Start of Data for this exercise
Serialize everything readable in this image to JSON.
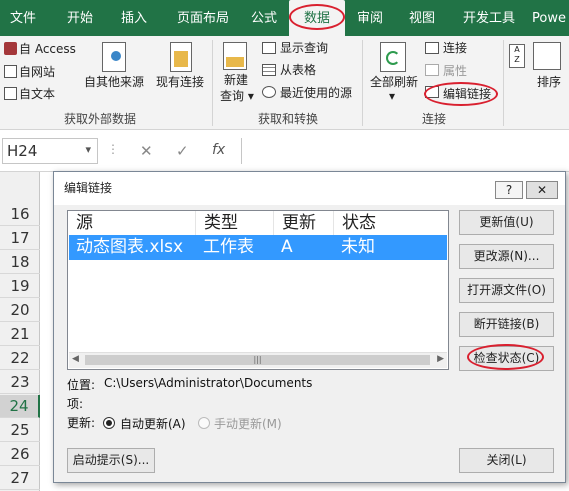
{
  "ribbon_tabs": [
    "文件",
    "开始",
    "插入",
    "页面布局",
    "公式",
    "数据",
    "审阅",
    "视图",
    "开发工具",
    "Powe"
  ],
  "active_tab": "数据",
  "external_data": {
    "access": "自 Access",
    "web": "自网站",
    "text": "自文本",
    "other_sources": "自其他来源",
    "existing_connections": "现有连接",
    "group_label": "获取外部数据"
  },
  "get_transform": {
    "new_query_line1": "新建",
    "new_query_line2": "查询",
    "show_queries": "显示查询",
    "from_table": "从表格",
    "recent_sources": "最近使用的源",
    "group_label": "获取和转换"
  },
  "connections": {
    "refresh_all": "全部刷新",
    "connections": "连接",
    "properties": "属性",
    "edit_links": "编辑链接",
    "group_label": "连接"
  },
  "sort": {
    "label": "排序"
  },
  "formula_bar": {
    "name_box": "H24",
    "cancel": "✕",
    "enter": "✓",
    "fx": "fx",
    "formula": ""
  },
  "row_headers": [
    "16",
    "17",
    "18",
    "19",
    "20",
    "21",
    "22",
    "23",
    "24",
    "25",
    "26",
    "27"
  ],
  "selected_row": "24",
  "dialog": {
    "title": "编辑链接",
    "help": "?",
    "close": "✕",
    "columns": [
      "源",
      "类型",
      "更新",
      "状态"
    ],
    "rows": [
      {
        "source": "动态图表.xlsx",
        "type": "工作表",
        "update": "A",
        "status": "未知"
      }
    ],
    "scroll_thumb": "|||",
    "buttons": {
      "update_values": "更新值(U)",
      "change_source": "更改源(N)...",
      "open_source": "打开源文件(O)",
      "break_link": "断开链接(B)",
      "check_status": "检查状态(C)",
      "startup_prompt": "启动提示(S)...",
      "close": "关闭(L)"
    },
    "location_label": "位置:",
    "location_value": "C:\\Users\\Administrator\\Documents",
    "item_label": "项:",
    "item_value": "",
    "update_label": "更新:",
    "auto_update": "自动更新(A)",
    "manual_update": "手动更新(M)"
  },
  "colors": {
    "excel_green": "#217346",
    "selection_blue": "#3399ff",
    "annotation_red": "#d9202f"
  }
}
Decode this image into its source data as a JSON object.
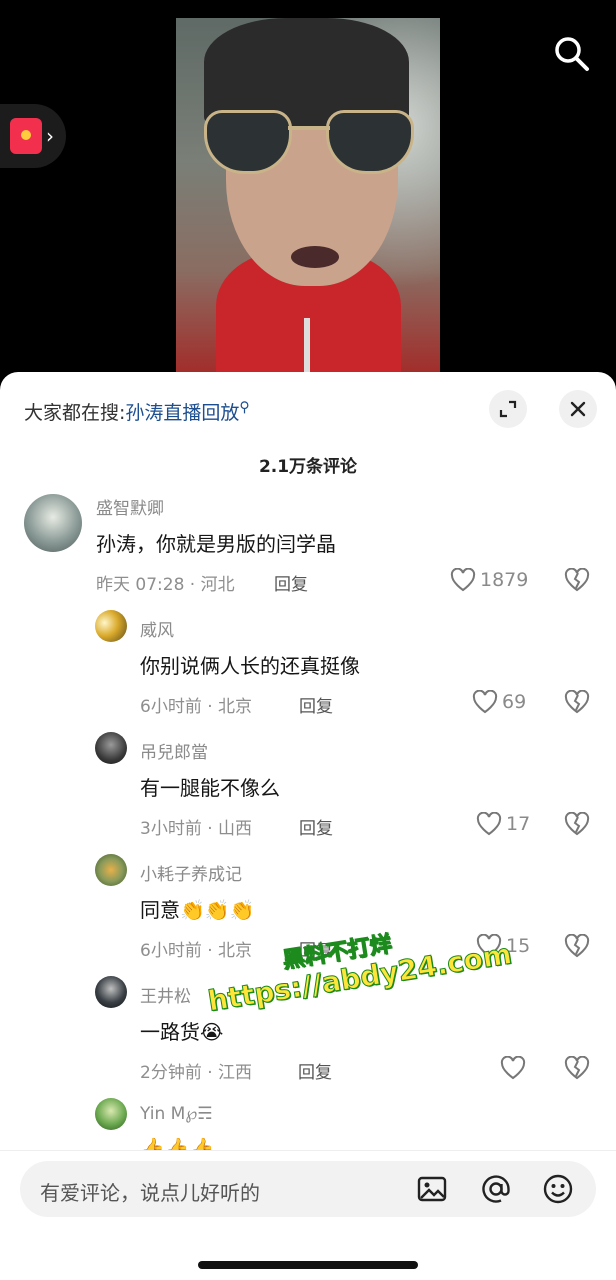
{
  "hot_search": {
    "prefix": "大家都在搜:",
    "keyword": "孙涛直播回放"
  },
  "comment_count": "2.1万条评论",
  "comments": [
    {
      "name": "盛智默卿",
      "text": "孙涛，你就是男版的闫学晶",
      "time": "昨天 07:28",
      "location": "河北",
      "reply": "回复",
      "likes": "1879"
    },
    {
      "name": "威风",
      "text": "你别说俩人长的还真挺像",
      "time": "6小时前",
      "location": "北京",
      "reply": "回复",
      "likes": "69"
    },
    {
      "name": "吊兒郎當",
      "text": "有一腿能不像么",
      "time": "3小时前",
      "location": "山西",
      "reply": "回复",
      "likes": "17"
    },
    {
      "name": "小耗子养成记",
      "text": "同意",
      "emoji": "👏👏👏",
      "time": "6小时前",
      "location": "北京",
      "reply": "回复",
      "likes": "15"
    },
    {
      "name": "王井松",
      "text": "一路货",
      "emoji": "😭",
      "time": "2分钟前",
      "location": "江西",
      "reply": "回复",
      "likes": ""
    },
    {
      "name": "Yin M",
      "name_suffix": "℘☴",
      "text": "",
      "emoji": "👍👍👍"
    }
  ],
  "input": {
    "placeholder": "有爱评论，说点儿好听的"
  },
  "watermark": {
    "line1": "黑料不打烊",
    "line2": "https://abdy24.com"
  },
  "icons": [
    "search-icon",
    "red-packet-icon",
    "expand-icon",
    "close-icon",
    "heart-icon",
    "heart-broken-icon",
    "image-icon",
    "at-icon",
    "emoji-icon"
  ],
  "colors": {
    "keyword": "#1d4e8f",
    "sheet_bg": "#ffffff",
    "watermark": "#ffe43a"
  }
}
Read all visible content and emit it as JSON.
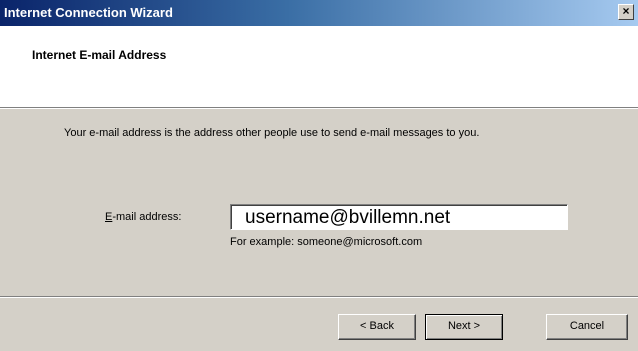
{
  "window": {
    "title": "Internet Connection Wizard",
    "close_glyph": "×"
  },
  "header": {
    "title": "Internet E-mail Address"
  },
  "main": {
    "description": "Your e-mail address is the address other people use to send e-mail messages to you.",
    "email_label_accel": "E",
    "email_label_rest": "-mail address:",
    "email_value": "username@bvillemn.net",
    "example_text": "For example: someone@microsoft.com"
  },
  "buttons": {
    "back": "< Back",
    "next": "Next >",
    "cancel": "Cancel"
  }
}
End of Data for this exercise
Goal
Copy every line from the entries that contains the word "time".

Response to the task
      "time": "昨天 07:28",
      "time": "6小时前",
      "time": "3小时前",
      "time": "6小时前",
      "time": "2分钟前",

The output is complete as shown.